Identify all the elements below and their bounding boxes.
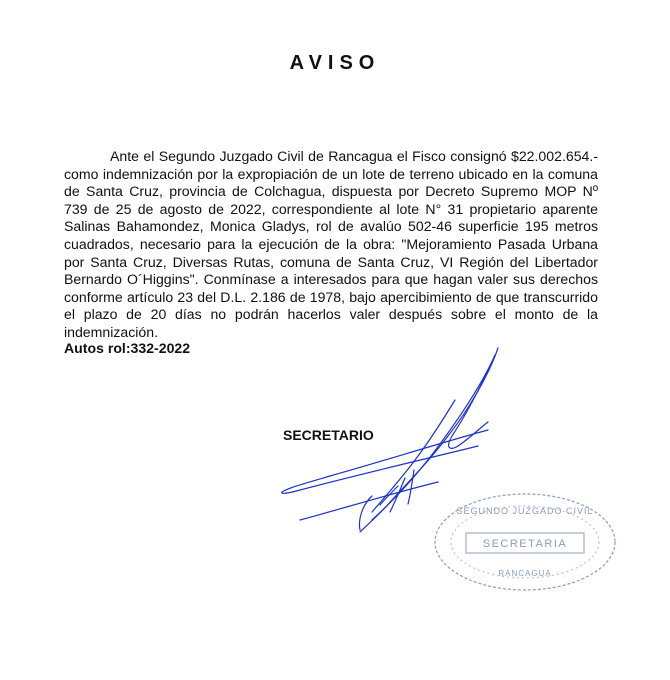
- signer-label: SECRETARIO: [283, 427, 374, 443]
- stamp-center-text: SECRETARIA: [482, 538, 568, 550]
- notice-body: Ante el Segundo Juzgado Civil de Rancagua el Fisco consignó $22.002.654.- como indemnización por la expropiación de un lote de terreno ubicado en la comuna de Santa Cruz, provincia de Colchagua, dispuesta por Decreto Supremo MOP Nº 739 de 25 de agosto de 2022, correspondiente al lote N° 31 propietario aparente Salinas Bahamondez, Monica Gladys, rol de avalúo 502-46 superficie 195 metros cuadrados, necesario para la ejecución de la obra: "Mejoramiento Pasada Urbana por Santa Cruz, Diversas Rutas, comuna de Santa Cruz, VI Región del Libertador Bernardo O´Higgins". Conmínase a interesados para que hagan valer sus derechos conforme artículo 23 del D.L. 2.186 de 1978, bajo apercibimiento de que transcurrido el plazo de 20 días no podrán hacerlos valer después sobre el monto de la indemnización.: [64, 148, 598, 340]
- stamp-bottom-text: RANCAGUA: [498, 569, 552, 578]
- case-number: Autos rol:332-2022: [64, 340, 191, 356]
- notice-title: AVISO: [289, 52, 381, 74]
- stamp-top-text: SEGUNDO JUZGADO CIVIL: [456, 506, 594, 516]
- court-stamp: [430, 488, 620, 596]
---
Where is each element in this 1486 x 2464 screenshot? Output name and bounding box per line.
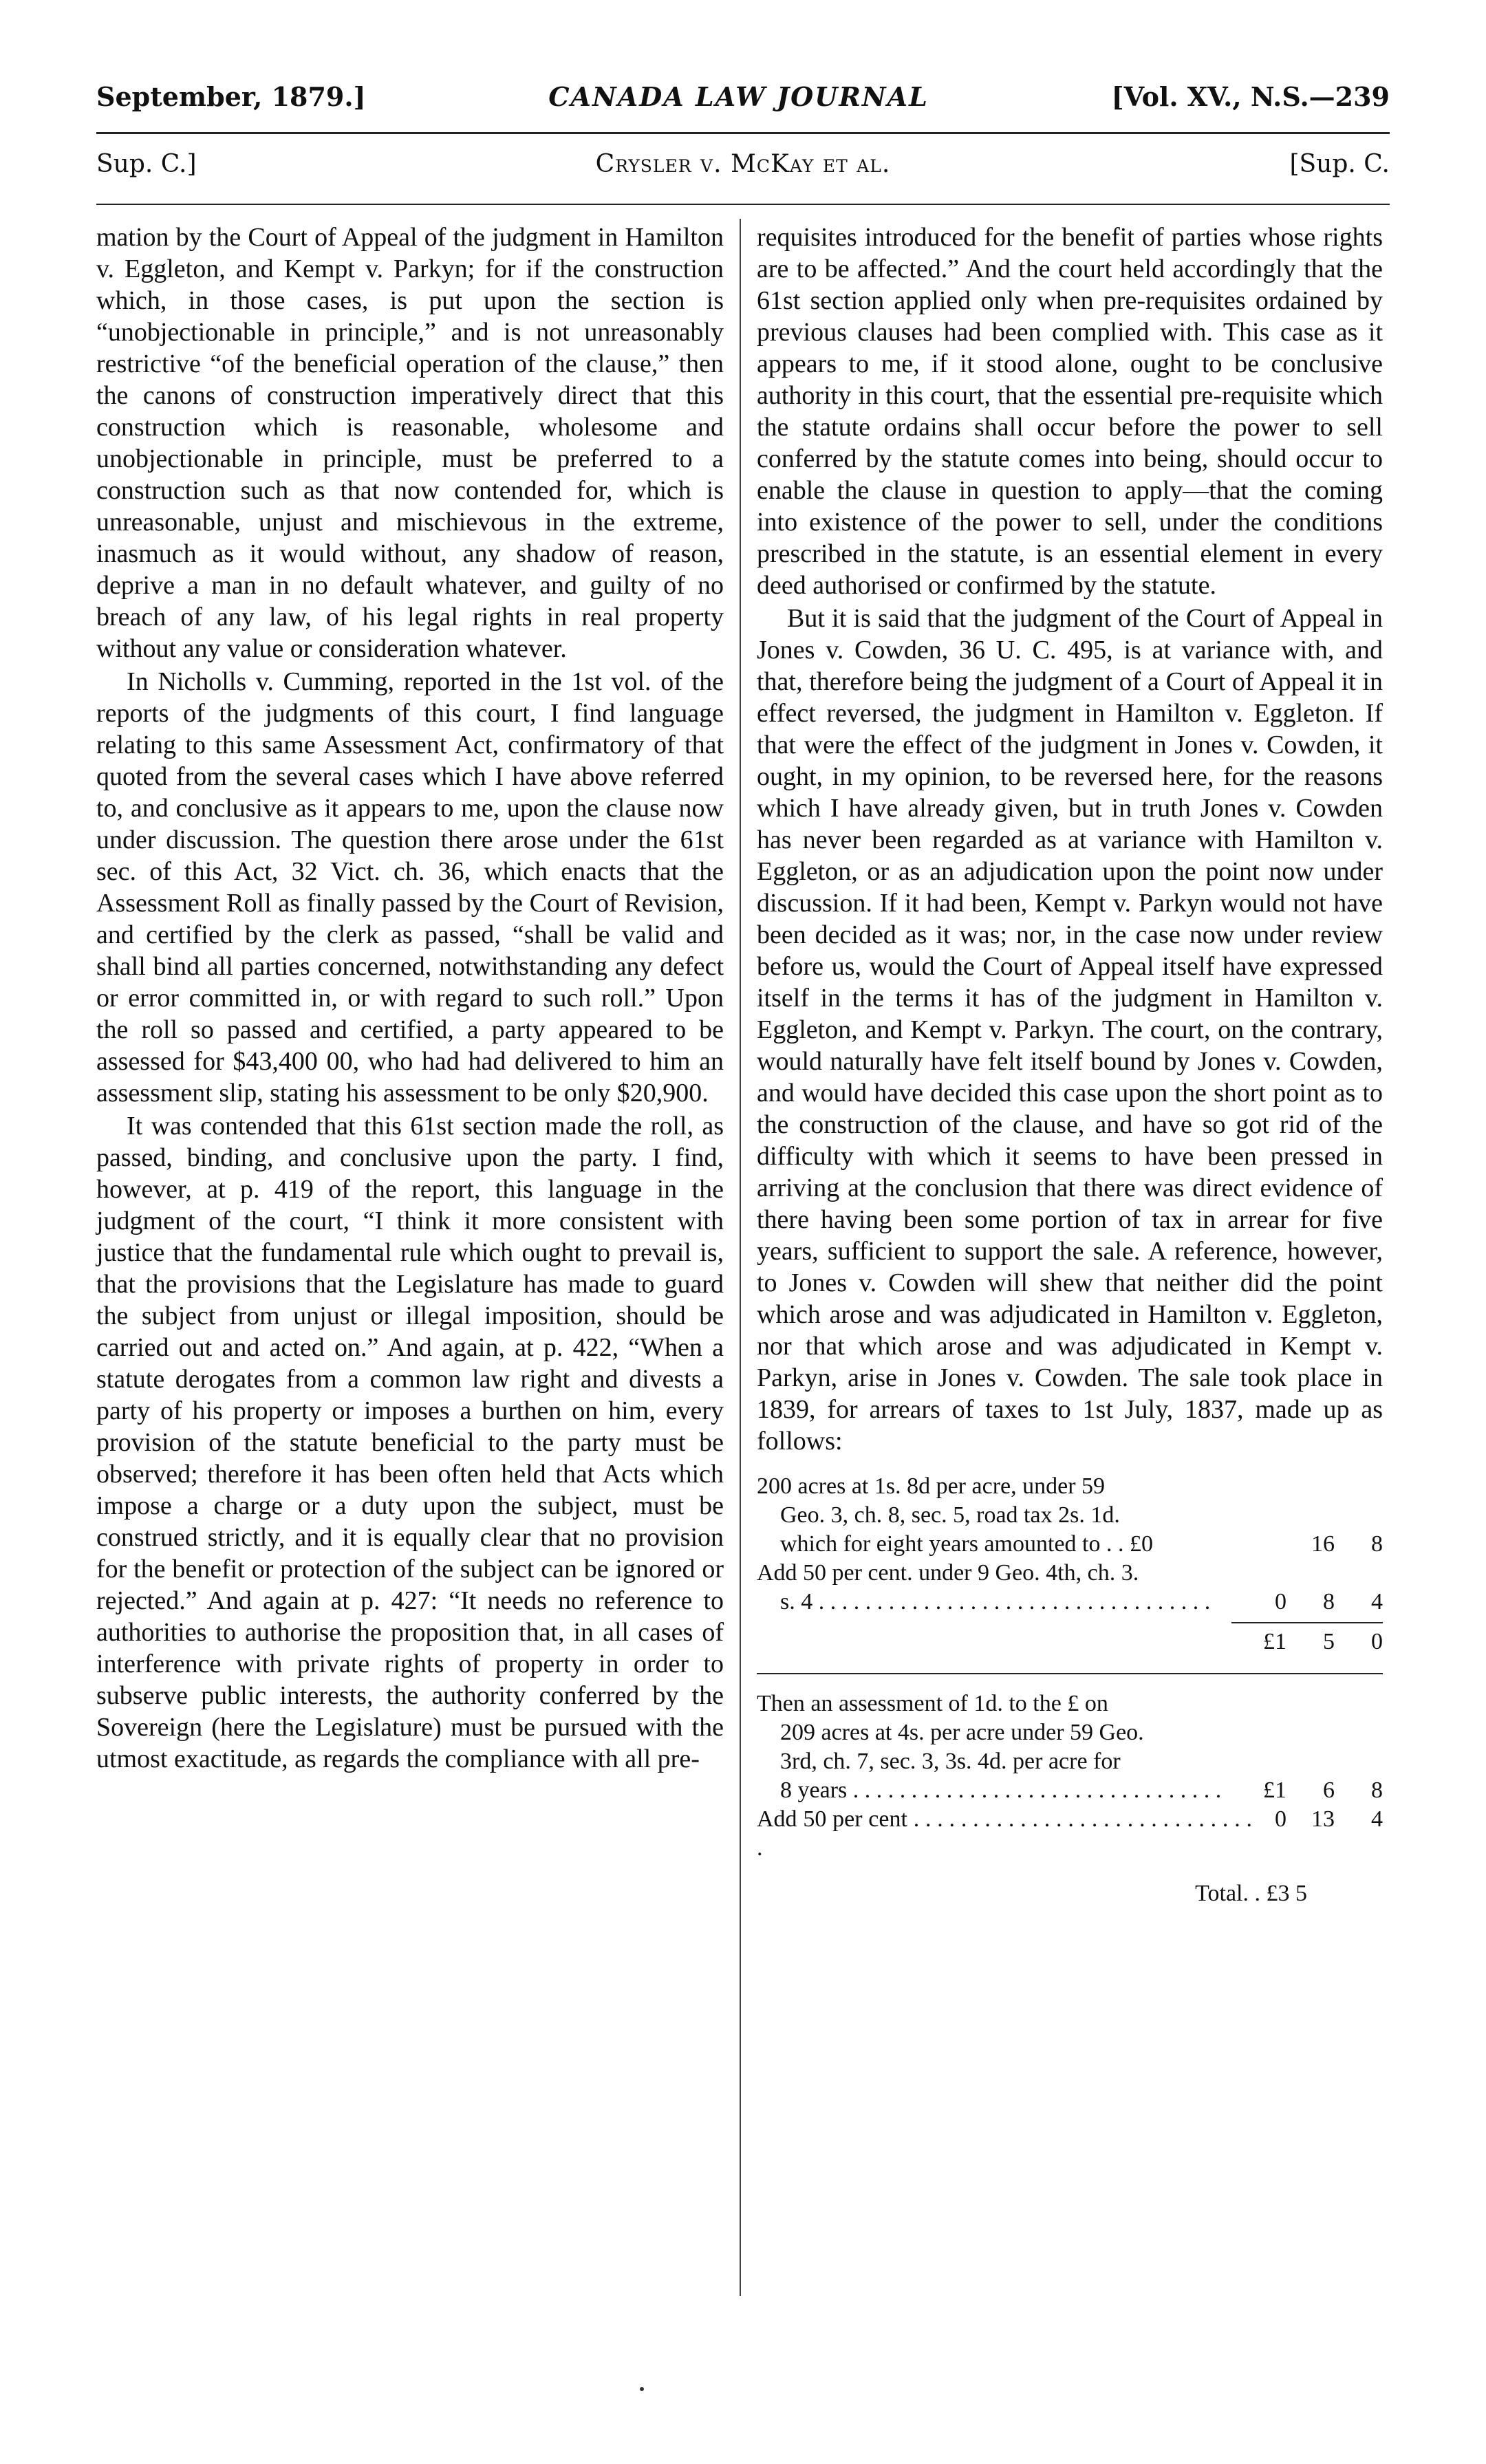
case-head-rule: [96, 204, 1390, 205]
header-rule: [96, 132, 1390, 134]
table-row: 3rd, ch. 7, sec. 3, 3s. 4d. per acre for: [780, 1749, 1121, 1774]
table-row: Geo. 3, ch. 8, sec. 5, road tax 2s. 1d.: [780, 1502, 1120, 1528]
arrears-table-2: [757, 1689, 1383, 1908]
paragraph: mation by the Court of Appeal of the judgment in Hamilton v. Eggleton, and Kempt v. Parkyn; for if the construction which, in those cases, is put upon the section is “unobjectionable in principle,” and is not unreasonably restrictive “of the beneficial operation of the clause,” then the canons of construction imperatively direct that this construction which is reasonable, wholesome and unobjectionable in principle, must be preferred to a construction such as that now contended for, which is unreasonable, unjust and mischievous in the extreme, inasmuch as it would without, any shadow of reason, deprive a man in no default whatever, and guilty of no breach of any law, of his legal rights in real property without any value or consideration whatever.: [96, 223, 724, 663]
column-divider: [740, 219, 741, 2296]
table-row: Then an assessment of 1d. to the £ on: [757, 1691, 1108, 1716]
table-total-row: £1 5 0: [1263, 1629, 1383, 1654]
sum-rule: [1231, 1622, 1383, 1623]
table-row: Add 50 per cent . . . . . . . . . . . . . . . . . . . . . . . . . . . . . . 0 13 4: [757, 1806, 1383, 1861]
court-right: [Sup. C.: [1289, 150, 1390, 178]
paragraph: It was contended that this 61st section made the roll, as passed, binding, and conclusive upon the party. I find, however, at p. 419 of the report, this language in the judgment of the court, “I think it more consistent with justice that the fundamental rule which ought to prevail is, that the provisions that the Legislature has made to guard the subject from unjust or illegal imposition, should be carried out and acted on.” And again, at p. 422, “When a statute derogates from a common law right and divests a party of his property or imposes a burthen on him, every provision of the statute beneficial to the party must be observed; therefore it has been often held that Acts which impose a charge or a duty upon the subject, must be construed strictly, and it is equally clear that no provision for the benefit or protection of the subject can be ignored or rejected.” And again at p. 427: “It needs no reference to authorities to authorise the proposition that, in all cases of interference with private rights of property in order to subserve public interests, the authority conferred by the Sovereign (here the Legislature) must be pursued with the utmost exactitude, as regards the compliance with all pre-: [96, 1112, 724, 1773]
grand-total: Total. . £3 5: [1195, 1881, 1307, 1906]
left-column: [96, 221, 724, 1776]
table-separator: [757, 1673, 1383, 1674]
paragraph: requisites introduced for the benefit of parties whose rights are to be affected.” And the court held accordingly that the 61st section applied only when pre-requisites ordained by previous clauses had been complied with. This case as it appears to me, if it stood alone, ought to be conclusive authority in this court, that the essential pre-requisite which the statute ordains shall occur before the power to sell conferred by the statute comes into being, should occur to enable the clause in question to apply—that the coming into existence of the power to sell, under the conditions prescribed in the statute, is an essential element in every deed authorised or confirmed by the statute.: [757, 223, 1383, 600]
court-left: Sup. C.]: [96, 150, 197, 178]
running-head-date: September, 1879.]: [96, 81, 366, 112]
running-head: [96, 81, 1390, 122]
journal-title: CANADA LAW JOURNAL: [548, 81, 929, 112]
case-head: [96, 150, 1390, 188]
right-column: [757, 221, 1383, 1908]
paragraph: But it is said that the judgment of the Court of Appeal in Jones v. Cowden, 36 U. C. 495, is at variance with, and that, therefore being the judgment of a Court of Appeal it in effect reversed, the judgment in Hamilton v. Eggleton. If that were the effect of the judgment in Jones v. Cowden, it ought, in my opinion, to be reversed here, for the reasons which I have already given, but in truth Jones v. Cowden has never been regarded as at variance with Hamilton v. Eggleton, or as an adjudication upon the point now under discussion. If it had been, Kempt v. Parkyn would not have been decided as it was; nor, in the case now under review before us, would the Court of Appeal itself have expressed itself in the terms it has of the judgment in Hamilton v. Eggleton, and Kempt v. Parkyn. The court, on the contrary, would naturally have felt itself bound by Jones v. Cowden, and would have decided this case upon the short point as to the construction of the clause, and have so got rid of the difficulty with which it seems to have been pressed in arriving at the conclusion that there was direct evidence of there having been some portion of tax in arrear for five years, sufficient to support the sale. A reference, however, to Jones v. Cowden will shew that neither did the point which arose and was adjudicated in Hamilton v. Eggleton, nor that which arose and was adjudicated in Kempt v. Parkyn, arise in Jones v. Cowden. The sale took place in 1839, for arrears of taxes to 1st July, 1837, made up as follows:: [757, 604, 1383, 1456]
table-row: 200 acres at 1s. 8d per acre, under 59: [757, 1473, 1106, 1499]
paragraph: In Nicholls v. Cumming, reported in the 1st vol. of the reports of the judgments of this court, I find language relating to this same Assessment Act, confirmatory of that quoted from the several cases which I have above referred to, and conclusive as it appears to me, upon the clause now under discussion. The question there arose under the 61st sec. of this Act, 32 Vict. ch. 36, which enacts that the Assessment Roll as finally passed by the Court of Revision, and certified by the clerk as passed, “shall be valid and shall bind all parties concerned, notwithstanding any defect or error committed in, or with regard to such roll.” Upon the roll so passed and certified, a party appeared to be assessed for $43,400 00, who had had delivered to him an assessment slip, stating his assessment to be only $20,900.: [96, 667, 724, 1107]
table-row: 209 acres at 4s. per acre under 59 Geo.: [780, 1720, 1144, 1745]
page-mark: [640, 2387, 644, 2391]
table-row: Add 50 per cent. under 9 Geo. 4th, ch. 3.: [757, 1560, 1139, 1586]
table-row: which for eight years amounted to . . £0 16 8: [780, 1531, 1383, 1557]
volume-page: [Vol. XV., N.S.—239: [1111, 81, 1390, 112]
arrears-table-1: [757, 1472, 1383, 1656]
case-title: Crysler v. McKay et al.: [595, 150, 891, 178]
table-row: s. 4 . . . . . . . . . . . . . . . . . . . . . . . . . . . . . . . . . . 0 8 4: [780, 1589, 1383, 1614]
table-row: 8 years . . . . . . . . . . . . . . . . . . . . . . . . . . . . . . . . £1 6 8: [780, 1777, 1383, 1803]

EXERCISE → Rewrite the part of the listing that opens with the line containing "Identify all the" and closes with the line containing "- court-stamp: [430, 488, 620, 596]", putting "coordinates" in place of "bounding boxes" and keeping everything else the same. Leave the pictures out.

THE ANSWER →
Identify all the elements below and their coordinates.
- signer-label: SECRETARIO: [283, 427, 374, 443]
- stamp-center-text: SECRETARIA: [482, 538, 568, 550]
- notice-body: Ante el Segundo Juzgado Civil de Rancagua el Fisco consignó $22.002.654.- como indemnización por la expropiación de un lote de terreno ubicado en la comuna de Santa Cruz, provincia de Colchagua, dispuesta por Decreto Supremo MOP Nº 739 de 25 de agosto de 2022, correspondiente al lote N° 31 propietario aparente Salinas Bahamondez, Monica Gladys, rol de avalúo 502-46 superficie 195 metros cuadrados, necesario para la ejecución de la obra: "Mejoramiento Pasada Urbana por Santa Cruz, Diversas Rutas, comuna de Santa Cruz, VI Región del Libertador Bernardo O´Higgins". Conmínase a interesados para que hagan valer sus derechos conforme artículo 23 del D.L. 2.186 de 1978, bajo apercibimiento de que transcurrido el plazo de 20 días no podrán hacerlos valer después sobre el monto de la indemnización.: [64, 148, 598, 340]
- stamp-bottom-text: RANCAGUA: [498, 569, 552, 578]
- case-number: Autos rol:332-2022: [64, 340, 191, 356]
- notice-title: AVISO: [289, 52, 381, 74]
- stamp-top-text: SEGUNDO JUZGADO CIVIL: [456, 506, 594, 516]
- court-stamp: [430, 488, 620, 596]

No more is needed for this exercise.